• **Exercise description**:
For each line below that includes the word "label", make a copy.

◇ ◇ ◇ ◇ ◇ ◇ ◇

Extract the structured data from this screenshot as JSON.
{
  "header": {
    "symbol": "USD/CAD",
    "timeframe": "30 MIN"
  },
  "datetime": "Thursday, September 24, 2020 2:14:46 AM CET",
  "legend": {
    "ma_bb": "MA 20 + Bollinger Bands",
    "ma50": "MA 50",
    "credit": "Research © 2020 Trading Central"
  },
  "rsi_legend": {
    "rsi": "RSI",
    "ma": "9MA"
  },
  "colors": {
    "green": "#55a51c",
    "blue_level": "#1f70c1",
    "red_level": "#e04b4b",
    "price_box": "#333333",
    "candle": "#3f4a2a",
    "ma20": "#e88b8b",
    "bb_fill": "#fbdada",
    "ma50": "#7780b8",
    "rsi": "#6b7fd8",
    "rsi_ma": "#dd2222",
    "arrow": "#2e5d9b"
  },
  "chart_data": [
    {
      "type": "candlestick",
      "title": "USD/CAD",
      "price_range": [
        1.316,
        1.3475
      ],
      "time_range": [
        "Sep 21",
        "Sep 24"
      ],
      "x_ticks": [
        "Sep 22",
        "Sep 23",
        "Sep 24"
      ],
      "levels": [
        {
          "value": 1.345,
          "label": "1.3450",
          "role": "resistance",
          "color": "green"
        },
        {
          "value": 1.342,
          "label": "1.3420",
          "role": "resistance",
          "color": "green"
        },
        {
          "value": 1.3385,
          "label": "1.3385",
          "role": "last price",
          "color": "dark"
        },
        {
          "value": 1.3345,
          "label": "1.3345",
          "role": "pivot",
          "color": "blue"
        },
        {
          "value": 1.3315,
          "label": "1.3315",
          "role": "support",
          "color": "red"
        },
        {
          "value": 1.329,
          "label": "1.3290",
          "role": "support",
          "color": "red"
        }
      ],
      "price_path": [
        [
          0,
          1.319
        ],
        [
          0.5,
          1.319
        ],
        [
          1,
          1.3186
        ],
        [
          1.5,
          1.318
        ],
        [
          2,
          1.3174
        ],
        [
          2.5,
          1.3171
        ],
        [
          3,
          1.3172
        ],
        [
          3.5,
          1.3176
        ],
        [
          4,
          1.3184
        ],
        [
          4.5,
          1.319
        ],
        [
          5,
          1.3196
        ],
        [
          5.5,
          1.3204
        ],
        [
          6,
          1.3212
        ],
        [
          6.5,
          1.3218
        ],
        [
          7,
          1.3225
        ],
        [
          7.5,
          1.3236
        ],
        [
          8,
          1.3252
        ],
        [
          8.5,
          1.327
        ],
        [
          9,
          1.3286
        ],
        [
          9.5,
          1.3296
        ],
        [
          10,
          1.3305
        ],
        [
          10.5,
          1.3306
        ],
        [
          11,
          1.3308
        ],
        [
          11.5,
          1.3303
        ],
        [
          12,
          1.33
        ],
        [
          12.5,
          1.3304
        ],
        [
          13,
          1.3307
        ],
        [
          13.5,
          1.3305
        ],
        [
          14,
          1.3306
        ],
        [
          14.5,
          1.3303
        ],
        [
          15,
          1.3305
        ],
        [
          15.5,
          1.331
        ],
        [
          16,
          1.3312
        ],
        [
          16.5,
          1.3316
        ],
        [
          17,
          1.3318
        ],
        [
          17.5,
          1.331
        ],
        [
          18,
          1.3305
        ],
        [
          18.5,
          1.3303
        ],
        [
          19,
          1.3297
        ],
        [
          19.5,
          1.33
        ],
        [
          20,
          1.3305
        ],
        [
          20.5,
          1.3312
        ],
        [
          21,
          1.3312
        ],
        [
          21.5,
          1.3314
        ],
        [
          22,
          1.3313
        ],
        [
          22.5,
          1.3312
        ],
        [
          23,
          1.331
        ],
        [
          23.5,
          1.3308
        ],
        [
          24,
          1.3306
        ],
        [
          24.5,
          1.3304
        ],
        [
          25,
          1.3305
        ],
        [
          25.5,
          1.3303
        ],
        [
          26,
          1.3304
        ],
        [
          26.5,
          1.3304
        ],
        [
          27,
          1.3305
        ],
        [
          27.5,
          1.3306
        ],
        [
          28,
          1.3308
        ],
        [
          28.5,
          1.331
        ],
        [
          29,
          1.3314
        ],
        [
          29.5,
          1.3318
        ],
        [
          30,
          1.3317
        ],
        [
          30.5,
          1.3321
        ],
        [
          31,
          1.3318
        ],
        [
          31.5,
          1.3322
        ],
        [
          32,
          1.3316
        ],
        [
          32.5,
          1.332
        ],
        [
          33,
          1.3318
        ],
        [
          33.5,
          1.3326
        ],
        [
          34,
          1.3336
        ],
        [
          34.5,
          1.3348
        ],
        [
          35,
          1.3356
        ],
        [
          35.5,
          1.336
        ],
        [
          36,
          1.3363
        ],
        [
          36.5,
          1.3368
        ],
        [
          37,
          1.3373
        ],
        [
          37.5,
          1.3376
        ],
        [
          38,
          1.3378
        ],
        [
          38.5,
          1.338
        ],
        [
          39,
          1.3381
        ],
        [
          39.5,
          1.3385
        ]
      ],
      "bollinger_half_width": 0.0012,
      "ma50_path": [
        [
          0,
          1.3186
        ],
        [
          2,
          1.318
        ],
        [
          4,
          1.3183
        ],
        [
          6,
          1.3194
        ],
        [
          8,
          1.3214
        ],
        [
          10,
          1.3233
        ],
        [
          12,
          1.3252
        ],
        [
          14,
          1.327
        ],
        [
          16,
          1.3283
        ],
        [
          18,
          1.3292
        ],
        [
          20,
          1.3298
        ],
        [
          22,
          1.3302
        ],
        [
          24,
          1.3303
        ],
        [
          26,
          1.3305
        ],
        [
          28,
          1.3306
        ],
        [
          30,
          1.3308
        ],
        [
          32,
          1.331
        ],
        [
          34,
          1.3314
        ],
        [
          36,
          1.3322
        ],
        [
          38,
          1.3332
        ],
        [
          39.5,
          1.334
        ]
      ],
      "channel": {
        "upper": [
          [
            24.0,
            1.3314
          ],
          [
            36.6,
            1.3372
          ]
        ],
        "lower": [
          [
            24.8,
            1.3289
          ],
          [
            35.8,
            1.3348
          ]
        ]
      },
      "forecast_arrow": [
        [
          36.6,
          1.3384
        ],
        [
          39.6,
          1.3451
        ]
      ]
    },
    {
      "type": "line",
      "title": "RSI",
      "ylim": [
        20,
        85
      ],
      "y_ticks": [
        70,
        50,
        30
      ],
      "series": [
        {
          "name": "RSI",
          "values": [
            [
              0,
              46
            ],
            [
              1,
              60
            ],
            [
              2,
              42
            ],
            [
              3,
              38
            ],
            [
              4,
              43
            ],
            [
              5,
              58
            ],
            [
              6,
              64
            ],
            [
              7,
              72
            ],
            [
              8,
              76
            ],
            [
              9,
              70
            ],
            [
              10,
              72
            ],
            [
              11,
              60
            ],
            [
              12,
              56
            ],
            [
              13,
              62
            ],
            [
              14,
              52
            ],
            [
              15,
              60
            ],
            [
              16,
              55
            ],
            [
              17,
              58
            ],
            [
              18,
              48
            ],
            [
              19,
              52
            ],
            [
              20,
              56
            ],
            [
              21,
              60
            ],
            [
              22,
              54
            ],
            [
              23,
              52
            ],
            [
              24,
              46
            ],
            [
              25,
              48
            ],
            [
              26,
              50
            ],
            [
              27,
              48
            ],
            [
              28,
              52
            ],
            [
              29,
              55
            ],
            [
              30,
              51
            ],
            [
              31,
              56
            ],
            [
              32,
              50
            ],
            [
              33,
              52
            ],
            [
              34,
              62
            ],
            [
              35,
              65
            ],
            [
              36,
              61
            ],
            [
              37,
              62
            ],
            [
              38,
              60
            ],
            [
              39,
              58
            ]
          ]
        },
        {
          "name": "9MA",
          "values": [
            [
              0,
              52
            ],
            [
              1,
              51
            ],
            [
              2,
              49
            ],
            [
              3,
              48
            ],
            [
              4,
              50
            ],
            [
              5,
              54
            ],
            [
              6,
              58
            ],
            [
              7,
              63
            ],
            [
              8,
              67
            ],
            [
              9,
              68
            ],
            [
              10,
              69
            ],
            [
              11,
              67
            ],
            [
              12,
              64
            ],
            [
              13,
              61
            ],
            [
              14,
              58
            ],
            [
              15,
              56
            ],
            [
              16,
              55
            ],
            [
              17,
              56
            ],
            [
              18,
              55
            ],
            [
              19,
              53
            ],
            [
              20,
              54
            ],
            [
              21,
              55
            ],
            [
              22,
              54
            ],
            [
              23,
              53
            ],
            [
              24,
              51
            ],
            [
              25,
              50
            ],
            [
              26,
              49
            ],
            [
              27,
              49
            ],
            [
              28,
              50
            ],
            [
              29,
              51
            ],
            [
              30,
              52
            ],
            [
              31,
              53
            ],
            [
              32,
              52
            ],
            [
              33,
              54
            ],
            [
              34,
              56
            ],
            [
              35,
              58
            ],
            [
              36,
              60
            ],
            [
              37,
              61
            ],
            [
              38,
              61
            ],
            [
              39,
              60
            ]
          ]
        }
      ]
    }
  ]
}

◇ ◇ ◇ ◇ ◇ ◇ ◇

• **Response below**:
          "label": "1.3450",
          "label": "1.3420",
          "label": "1.3385",
          "label": "1.3345",
          "label": "1.3315",
          "label": "1.3290",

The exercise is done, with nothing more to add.